__OBJECTIVE__
Extract every line of the material below and reproduce it faithfully.

Data records

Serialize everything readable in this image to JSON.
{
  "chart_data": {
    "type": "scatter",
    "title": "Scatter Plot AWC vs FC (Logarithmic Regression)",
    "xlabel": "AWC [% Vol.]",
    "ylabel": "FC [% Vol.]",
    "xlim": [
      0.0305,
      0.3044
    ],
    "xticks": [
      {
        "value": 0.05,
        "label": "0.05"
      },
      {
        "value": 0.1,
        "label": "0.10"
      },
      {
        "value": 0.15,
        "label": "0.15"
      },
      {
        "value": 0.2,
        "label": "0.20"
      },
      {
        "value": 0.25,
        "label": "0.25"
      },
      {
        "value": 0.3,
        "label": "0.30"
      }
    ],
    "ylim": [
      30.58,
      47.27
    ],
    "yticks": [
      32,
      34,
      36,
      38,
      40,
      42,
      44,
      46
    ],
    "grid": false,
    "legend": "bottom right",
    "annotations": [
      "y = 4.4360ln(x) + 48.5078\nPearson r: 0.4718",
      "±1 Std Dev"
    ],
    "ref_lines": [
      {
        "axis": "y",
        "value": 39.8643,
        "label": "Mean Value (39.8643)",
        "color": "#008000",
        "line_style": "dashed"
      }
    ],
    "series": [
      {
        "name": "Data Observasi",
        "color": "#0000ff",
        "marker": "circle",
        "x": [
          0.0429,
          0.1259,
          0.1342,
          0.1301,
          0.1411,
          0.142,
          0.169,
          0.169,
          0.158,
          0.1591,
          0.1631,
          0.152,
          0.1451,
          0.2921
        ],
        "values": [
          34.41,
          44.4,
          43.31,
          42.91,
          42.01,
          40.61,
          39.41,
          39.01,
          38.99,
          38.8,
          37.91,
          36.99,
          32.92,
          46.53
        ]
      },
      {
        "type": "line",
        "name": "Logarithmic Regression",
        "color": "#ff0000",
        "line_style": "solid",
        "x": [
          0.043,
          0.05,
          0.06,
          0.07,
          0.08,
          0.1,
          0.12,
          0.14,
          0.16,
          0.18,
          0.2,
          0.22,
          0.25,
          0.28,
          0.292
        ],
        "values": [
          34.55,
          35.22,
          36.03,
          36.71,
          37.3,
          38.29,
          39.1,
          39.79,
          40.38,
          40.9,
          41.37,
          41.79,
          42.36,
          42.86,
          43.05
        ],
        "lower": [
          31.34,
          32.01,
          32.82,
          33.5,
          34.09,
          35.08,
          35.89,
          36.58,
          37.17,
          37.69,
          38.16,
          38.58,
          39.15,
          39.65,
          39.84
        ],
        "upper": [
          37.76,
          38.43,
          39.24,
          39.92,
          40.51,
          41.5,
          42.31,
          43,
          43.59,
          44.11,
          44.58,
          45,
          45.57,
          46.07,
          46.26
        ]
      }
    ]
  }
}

__SOLUTION FOR THIS EXERCISE__
Serialize everything readable in this image to JSON.
{
  "chart_data": {
    "type": "scatter",
    "title": "Scatter Plot AWC vs FC (Logarithmic Regression)",
    "xlabel": "AWC [% Vol.]",
    "ylabel": "FC [% Vol.]",
    "xlim": [
      0.0305,
      0.3044
    ],
    "xticks": [
      {
        "value": 0.05,
        "label": "0.05"
      },
      {
        "value": 0.1,
        "label": "0.10"
      },
      {
        "value": 0.15,
        "label": "0.15"
      },
      {
        "value": 0.2,
        "label": "0.20"
      },
      {
        "value": 0.25,
        "label": "0.25"
      },
      {
        "value": 0.3,
        "label": "0.30"
      }
    ],
    "ylim": [
      30.58,
      47.27
    ],
    "yticks": [
      32,
      34,
      36,
      38,
      40,
      42,
      44,
      46
    ],
    "grid": false,
    "legend": "bottom right",
    "annotations": [
      "y = 4.4360ln(x) + 48.5078\nPearson r: 0.4718",
      "±1 Std Dev"
    ],
    "ref_lines": [
      {
        "axis": "y",
        "value": 39.8643,
        "label": "Mean Value (39.8643)",
        "color": "#008000",
        "line_style": "dashed"
      }
    ],
    "series": [
      {
        "name": "Data Observasi",
        "color": "#0000ff",
        "marker": "circle",
        "x": [
          0.0429,
          0.1259,
          0.1342,
          0.1301,
          0.1411,
          0.142,
          0.169,
          0.169,
          0.158,
          0.1591,
          0.1631,
          0.152,
          0.1451,
          0.2921
        ],
        "values": [
          34.41,
          44.4,
          43.31,
          42.91,
          42.01,
          40.61,
          39.41,
          39.01,
          38.99,
          38.8,
          37.91,
          36.99,
          32.92,
          46.53
        ]
      },
      {
        "type": "line",
        "name": "Logarithmic Regression",
        "color": "#ff0000",
        "line_style": "solid",
        "x": [
          0.043,
          0.05,
          0.06,
          0.07,
          0.08,
          0.1,
          0.12,
          0.14,
          0.16,
          0.18,
          0.2,
          0.22,
          0.25,
          0.28,
          0.292
        ],
        "values": [
          34.55,
          35.22,
          36.03,
          36.71,
          37.3,
          38.29,
          39.1,
          39.79,
          40.38,
          40.9,
          41.37,
          41.79,
          42.36,
          42.86,
          43.05
        ],
        "lower": [
          31.34,
          32.01,
          32.82,
          33.5,
          34.09,
          35.08,
          35.89,
          36.58,
          37.17,
          37.69,
          38.16,
          38.58,
          39.15,
          39.65,
          39.84
        ],
        "upper": [
          37.76,
          38.43,
          39.24,
          39.92,
          40.51,
          41.5,
          42.31,
          43,
          43.59,
          44.11,
          44.58,
          45,
          45.57,
          46.07,
          46.26
        ]
      }
    ]
  }
}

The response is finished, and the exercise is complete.